• **What to produce**: Copy out every record below, word for word.

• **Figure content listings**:
- - - - -

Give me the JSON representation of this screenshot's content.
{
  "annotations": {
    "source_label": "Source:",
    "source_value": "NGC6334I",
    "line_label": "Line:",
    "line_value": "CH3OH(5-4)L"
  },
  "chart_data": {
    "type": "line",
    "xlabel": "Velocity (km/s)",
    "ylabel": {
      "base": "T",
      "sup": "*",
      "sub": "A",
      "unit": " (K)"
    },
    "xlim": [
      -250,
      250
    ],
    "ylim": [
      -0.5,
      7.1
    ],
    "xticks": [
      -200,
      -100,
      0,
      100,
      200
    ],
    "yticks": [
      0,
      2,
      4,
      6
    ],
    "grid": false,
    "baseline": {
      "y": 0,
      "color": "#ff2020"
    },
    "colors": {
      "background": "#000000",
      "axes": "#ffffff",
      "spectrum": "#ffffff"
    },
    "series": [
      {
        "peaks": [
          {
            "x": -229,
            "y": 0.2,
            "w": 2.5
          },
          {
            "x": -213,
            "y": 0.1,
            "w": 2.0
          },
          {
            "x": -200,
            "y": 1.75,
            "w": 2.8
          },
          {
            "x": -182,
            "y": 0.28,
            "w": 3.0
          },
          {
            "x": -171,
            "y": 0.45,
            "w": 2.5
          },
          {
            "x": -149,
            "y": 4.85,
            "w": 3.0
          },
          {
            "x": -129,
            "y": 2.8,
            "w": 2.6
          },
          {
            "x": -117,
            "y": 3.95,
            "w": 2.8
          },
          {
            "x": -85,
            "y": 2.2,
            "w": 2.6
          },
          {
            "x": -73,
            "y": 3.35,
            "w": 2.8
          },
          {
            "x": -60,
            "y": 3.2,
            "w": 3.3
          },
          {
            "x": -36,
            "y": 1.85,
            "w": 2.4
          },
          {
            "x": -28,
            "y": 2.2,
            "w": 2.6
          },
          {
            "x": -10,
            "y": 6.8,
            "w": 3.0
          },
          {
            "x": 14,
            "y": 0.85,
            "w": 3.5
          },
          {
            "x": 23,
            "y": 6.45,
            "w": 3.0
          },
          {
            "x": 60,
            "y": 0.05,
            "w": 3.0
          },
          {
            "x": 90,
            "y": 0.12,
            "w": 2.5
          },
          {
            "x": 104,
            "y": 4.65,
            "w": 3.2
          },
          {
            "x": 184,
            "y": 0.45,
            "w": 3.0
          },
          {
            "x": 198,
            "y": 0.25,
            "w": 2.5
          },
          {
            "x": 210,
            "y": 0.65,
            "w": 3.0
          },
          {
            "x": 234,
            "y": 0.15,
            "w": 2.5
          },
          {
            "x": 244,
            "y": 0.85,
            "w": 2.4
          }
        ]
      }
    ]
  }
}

- - - - -

• **Final answer**:
Give me the JSON representation of this screenshot's content.
{
  "annotations": {
    "source_label": "Source:",
    "source_value": "NGC6334I",
    "line_label": "Line:",
    "line_value": "CH3OH(5-4)L"
  },
  "chart_data": {
    "type": "line",
    "xlabel": "Velocity (km/s)",
    "ylabel": {
      "base": "T",
      "sup": "*",
      "sub": "A",
      "unit": " (K)"
    },
    "xlim": [
      -250,
      250
    ],
    "ylim": [
      -0.5,
      7.1
    ],
    "xticks": [
      -200,
      -100,
      0,
      100,
      200
    ],
    "yticks": [
      0,
      2,
      4,
      6
    ],
    "grid": false,
    "baseline": {
      "y": 0,
      "color": "#ff2020"
    },
    "colors": {
      "background": "#000000",
      "axes": "#ffffff",
      "spectrum": "#ffffff"
    },
    "series": [
      {
        "peaks": [
          {
            "x": -229,
            "y": 0.2,
            "w": 2.5
          },
          {
            "x": -213,
            "y": 0.1,
            "w": 2.0
          },
          {
            "x": -200,
            "y": 1.75,
            "w": 2.8
          },
          {
            "x": -182,
            "y": 0.28,
            "w": 3.0
          },
          {
            "x": -171,
            "y": 0.45,
            "w": 2.5
          },
          {
            "x": -149,
            "y": 4.85,
            "w": 3.0
          },
          {
            "x": -129,
            "y": 2.8,
            "w": 2.6
          },
          {
            "x": -117,
            "y": 3.95,
            "w": 2.8
          },
          {
            "x": -85,
            "y": 2.2,
            "w": 2.6
          },
          {
            "x": -73,
            "y": 3.35,
            "w": 2.8
          },
          {
            "x": -60,
            "y": 3.2,
            "w": 3.3
          },
          {
            "x": -36,
            "y": 1.85,
            "w": 2.4
          },
          {
            "x": -28,
            "y": 2.2,
            "w": 2.6
          },
          {
            "x": -10,
            "y": 6.8,
            "w": 3.0
          },
          {
            "x": 14,
            "y": 0.85,
            "w": 3.5
          },
          {
            "x": 23,
            "y": 6.45,
            "w": 3.0
          },
          {
            "x": 60,
            "y": 0.05,
            "w": 3.0
          },
          {
            "x": 90,
            "y": 0.12,
            "w": 2.5
          },
          {
            "x": 104,
            "y": 4.65,
            "w": 3.2
          },
          {
            "x": 184,
            "y": 0.45,
            "w": 3.0
          },
          {
            "x": 198,
            "y": 0.25,
            "w": 2.5
          },
          {
            "x": 210,
            "y": 0.65,
            "w": 3.0
          },
          {
            "x": 234,
            "y": 0.15,
            "w": 2.5
          },
          {
            "x": 244,
            "y": 0.85,
            "w": 2.4
          }
        ]
      }
    ]
  }
}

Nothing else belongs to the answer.